PROBLEM STATEMENT – Retype each record below word for word. Leave the pictures out.

Figure data in JSON:
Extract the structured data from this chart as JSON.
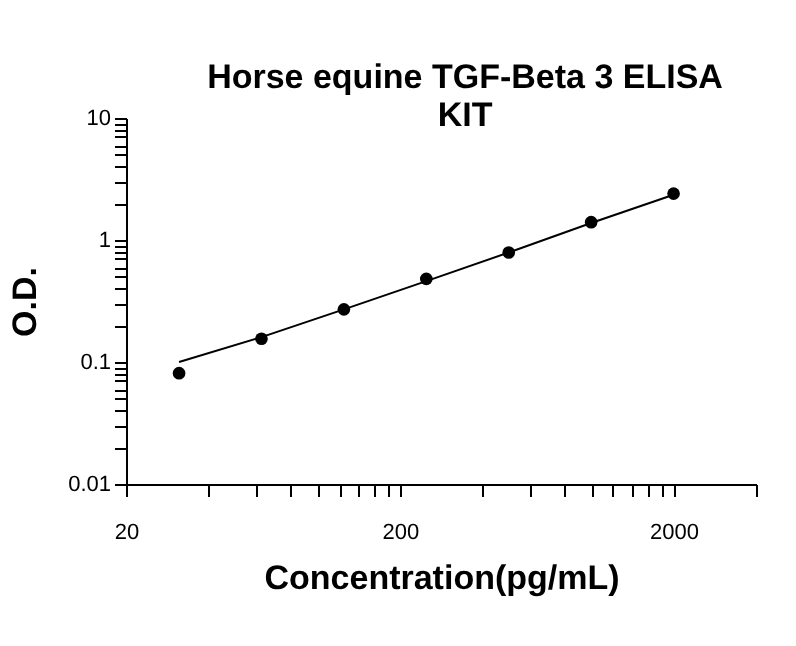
{
  "chart_data": {
    "type": "scatter",
    "title": "Horse equine TGF-Beta 3 ELISA KIT",
    "xlabel": "Concentration(pg/mL)",
    "ylabel": "O.D.",
    "log": "xy",
    "xlim": [
      20,
      4000
    ],
    "xticks": [
      20,
      {
        "value": 40,
        "label": null
      },
      {
        "value": 60,
        "label": null
      },
      {
        "value": 80,
        "label": null
      },
      {
        "value": 100,
        "label": null
      },
      {
        "value": 120,
        "label": null
      },
      {
        "value": 140,
        "label": null
      },
      {
        "value": 160,
        "label": null
      },
      {
        "value": 180,
        "label": null
      },
      200,
      {
        "value": 400,
        "label": null
      },
      {
        "value": 600,
        "label": null
      },
      {
        "value": 800,
        "label": null
      },
      {
        "value": 1000,
        "label": null
      },
      {
        "value": 1200,
        "label": null
      },
      {
        "value": 1400,
        "label": null
      },
      {
        "value": 1600,
        "label": null
      },
      {
        "value": 1800,
        "label": null
      },
      2000,
      {
        "value": 4000,
        "label": null
      }
    ],
    "ylim": [
      0.01,
      10
    ],
    "yticks": [
      0.01,
      {
        "value": 0.02,
        "label": null
      },
      {
        "value": 0.03,
        "label": null
      },
      {
        "value": 0.04,
        "label": null
      },
      {
        "value": 0.05,
        "label": null
      },
      {
        "value": 0.06,
        "label": null
      },
      {
        "value": 0.07,
        "label": null
      },
      {
        "value": 0.08,
        "label": null
      },
      {
        "value": 0.09,
        "label": null
      },
      0.1,
      {
        "value": 0.2,
        "label": null
      },
      {
        "value": 0.3,
        "label": null
      },
      {
        "value": 0.4,
        "label": null
      },
      {
        "value": 0.5,
        "label": null
      },
      {
        "value": 0.6,
        "label": null
      },
      {
        "value": 0.7,
        "label": null
      },
      {
        "value": 0.8,
        "label": null
      },
      {
        "value": 0.9,
        "label": null
      },
      1,
      {
        "value": 2,
        "label": null
      },
      {
        "value": 3,
        "label": null
      },
      {
        "value": 4,
        "label": null
      },
      {
        "value": 5,
        "label": null
      },
      {
        "value": 6,
        "label": null
      },
      {
        "value": 7,
        "label": null
      },
      {
        "value": 8,
        "label": null
      },
      {
        "value": 9,
        "label": null
      },
      10
    ],
    "series": [
      {
        "marker": "circle",
        "color": "#000000",
        "x": [
          31.25,
          62.5,
          125,
          250,
          500,
          1000,
          2000
        ],
        "values": [
          0.081,
          0.155,
          0.27,
          0.48,
          0.79,
          1.4,
          2.4
        ]
      },
      {
        "type": "line",
        "marker": "none",
        "line_style": "solid",
        "color": "#000000",
        "x": [
          31.25,
          62.5,
          125,
          250,
          500,
          1000,
          2000
        ],
        "values": [
          0.1,
          0.16,
          0.27,
          0.46,
          0.79,
          1.38,
          2.35
        ]
      }
    ]
  }
}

ANSWER FOR THE TASK –
Extract the structured data from this chart as JSON.
{
  "chart_data": {
    "type": "scatter",
    "title": "Horse equine TGF-Beta 3 ELISA KIT",
    "xlabel": "Concentration(pg/mL)",
    "ylabel": "O.D.",
    "log": "xy",
    "xlim": [
      20,
      4000
    ],
    "xticks": [
      20,
      {
        "value": 40,
        "label": null
      },
      {
        "value": 60,
        "label": null
      },
      {
        "value": 80,
        "label": null
      },
      {
        "value": 100,
        "label": null
      },
      {
        "value": 120,
        "label": null
      },
      {
        "value": 140,
        "label": null
      },
      {
        "value": 160,
        "label": null
      },
      {
        "value": 180,
        "label": null
      },
      200,
      {
        "value": 400,
        "label": null
      },
      {
        "value": 600,
        "label": null
      },
      {
        "value": 800,
        "label": null
      },
      {
        "value": 1000,
        "label": null
      },
      {
        "value": 1200,
        "label": null
      },
      {
        "value": 1400,
        "label": null
      },
      {
        "value": 1600,
        "label": null
      },
      {
        "value": 1800,
        "label": null
      },
      2000,
      {
        "value": 4000,
        "label": null
      }
    ],
    "ylim": [
      0.01,
      10
    ],
    "yticks": [
      0.01,
      {
        "value": 0.02,
        "label": null
      },
      {
        "value": 0.03,
        "label": null
      },
      {
        "value": 0.04,
        "label": null
      },
      {
        "value": 0.05,
        "label": null
      },
      {
        "value": 0.06,
        "label": null
      },
      {
        "value": 0.07,
        "label": null
      },
      {
        "value": 0.08,
        "label": null
      },
      {
        "value": 0.09,
        "label": null
      },
      0.1,
      {
        "value": 0.2,
        "label": null
      },
      {
        "value": 0.3,
        "label": null
      },
      {
        "value": 0.4,
        "label": null
      },
      {
        "value": 0.5,
        "label": null
      },
      {
        "value": 0.6,
        "label": null
      },
      {
        "value": 0.7,
        "label": null
      },
      {
        "value": 0.8,
        "label": null
      },
      {
        "value": 0.9,
        "label": null
      },
      1,
      {
        "value": 2,
        "label": null
      },
      {
        "value": 3,
        "label": null
      },
      {
        "value": 4,
        "label": null
      },
      {
        "value": 5,
        "label": null
      },
      {
        "value": 6,
        "label": null
      },
      {
        "value": 7,
        "label": null
      },
      {
        "value": 8,
        "label": null
      },
      {
        "value": 9,
        "label": null
      },
      10
    ],
    "series": [
      {
        "marker": "circle",
        "color": "#000000",
        "x": [
          31.25,
          62.5,
          125,
          250,
          500,
          1000,
          2000
        ],
        "values": [
          0.081,
          0.155,
          0.27,
          0.48,
          0.79,
          1.4,
          2.4
        ]
      },
      {
        "type": "line",
        "marker": "none",
        "line_style": "solid",
        "color": "#000000",
        "x": [
          31.25,
          62.5,
          125,
          250,
          500,
          1000,
          2000
        ],
        "values": [
          0.1,
          0.16,
          0.27,
          0.46,
          0.79,
          1.38,
          2.35
        ]
      }
    ]
  }
}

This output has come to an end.